[Excerto do documento]:
· · · ·

ENTREVISTA COERENTE COM SANDRA LIMA COELHO

Sandra Lima Coelho | Docente da Católica Porto Business School Associação Diálogo Acontece

Poderá o Comércio Justo ser uma ferramenta para o desenvolvimento e um modelo comercial de luta contra as desigualdades?

Nas sociedades modernas, a comercialização de mercadorias caracteriza-se pela iniquidade e assimetrias entre países do Norte e Sul geopolíticos. O Comércio Justo surgiu como um movimento da sociedade civil, num contexto global de desigualdade económica, no final da Segunda Guerra Mundial, com o objetivo de lutar contra esta iniquidade e assimetrias. Esta luta materializa-se na alteração das regras que pautam o comércio internacional e que impedem o acesso dos pequenos produtores do hemisfério Sul aos mercados dos países que se situam no Norte do hemisfério. Desde então, este movimento tem vindo a evoluir e a consolidar-se como um modelo comercial alternativo ao sistema comercial convencional.

O Comércio Justo desenvolveu-se, no final da década de 1960, como um movimento social de contestação e de solidariedade internacional. Afirmou-se como um movimento através do qual os cidadãos manifestam, por via dos seus atos de consumo, a sua afinidade com um sistema comercial que assenta em valores morais como a justiça social, a igualdade de género, a proteção ambiental e a defesa dos direitos das crianças. Podemos afirmar que o Comércio Justo procura, fundamentalmente, ser uma alternativa ao comércio convencional, porque este último não respeita “regras e valores fundamentais, tais como os direitos humanos, sociais, o ambiente” (Bucolo et al, 2009: 17) no que concerne à população do hemisfério Sul.

Agindo diretamente sobre as práticas comerciais, tanto nos países do Norte como nos do Sul, o Comércio Justo procura demonstrar a viabilidade de outros princípios e regras de mercado, assim como “outros modelos de produção, de consumo e de comercialização, que repousem na redefinição das relações de produção e de troca, que sejam coerentes com os princípios de justiça e de responsabilidade, com vista a garantir o equilíbrio ecológico” (idem, 24).

· · · ·

[Conjunto de dados]:
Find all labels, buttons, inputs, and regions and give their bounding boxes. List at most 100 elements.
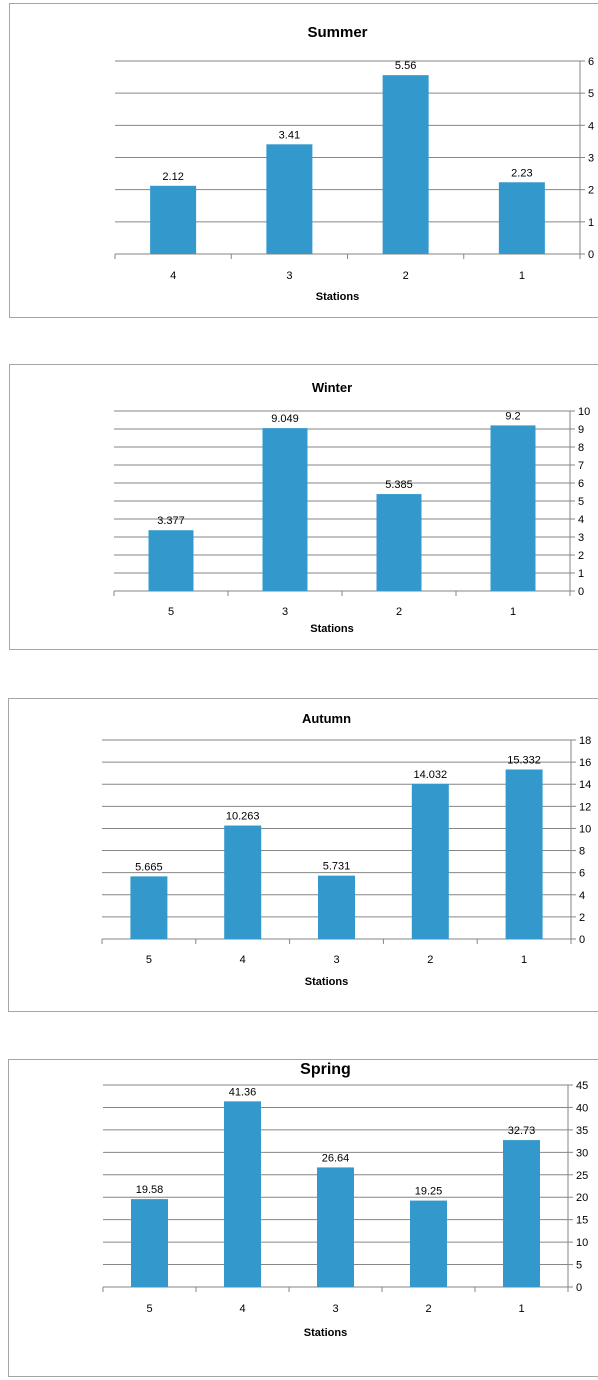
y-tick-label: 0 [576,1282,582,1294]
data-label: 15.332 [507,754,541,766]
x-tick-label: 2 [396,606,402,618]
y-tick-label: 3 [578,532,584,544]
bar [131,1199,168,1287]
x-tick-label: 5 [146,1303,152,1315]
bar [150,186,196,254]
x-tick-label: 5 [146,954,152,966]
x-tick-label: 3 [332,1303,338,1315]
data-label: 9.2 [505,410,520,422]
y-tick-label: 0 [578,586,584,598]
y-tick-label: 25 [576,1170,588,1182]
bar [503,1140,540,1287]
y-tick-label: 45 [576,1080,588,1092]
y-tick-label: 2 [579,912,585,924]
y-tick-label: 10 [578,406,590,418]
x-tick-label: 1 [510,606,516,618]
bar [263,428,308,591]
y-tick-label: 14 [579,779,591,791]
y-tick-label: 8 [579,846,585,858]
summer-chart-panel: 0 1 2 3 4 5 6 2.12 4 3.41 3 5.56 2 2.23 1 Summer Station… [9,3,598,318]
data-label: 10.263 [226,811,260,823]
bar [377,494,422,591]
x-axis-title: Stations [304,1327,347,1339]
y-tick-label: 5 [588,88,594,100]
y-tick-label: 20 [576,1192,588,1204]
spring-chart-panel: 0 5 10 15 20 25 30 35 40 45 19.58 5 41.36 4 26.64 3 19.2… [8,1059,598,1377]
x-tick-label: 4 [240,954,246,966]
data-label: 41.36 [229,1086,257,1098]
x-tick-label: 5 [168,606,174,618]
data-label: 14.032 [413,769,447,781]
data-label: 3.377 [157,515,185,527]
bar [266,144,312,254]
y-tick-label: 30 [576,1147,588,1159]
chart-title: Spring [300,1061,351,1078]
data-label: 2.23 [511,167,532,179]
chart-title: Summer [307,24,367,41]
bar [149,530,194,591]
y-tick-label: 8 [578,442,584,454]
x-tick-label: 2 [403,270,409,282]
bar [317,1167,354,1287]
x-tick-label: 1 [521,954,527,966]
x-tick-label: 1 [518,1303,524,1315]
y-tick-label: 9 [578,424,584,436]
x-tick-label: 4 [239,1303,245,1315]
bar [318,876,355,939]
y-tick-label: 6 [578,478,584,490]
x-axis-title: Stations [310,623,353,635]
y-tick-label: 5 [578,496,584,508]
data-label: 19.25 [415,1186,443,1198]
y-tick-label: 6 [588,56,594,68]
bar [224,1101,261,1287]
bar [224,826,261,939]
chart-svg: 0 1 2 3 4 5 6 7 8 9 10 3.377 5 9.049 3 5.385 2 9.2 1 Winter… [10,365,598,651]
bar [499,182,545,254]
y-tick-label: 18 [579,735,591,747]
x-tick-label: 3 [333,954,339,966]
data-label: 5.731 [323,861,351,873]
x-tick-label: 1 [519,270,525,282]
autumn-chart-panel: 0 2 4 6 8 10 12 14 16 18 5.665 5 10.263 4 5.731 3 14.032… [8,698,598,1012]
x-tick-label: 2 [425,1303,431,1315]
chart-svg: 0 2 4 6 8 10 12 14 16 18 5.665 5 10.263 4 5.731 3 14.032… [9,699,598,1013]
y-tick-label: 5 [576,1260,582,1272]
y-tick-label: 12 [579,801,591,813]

· · · ·

[Conjunto de tarefas]:
A: Com base na entrevista, responda às seguintes perguntas:
(i) Em que momento histórico surgiu o Comércio Justo como movimento da sociedade civil?
(ii) Em que período se desenvolveu como movimento social de contestação e de solidariedade internacional?
(iii) Em que instituição de ensino é docente Sandra Lima Coelho?
B: Atualize a entrevista: transcreva o trecho de "O Comércio Justo desenvolveu-se, no" a "do hemisfério Sul.", substituindo "justiça social" por "equidade social".

[Resolução dos problemas]:
A:
(i) No final da Segunda Guerra Mundial.
(ii) No final da década de 1960.
(iii) Na Católica Porto Business School.

B:
O Comércio Justo desenvolveu-se, no final da década de 1960, como um movimento social de contestação e de solidariedade internacional. Afirmou-se como um movimento através do qual os cidadãos manifestam, por via dos seus atos de consumo, a sua afinidade com um sistema comercial que assenta em valores morais como a equidade social, a igualdade de género, a proteção ambiental e a defesa dos direitos das crianças. Podemos afirmar que o Comércio Justo procura, fundamentalmente, ser uma alternativa ao comércio convencional, porque este último não respeita “regras e valores fundamentais, tais como os direitos humanos, sociais, o ambiente” (Bucolo et al, 2009: 17) no que concerne à população do hemisfério Sul.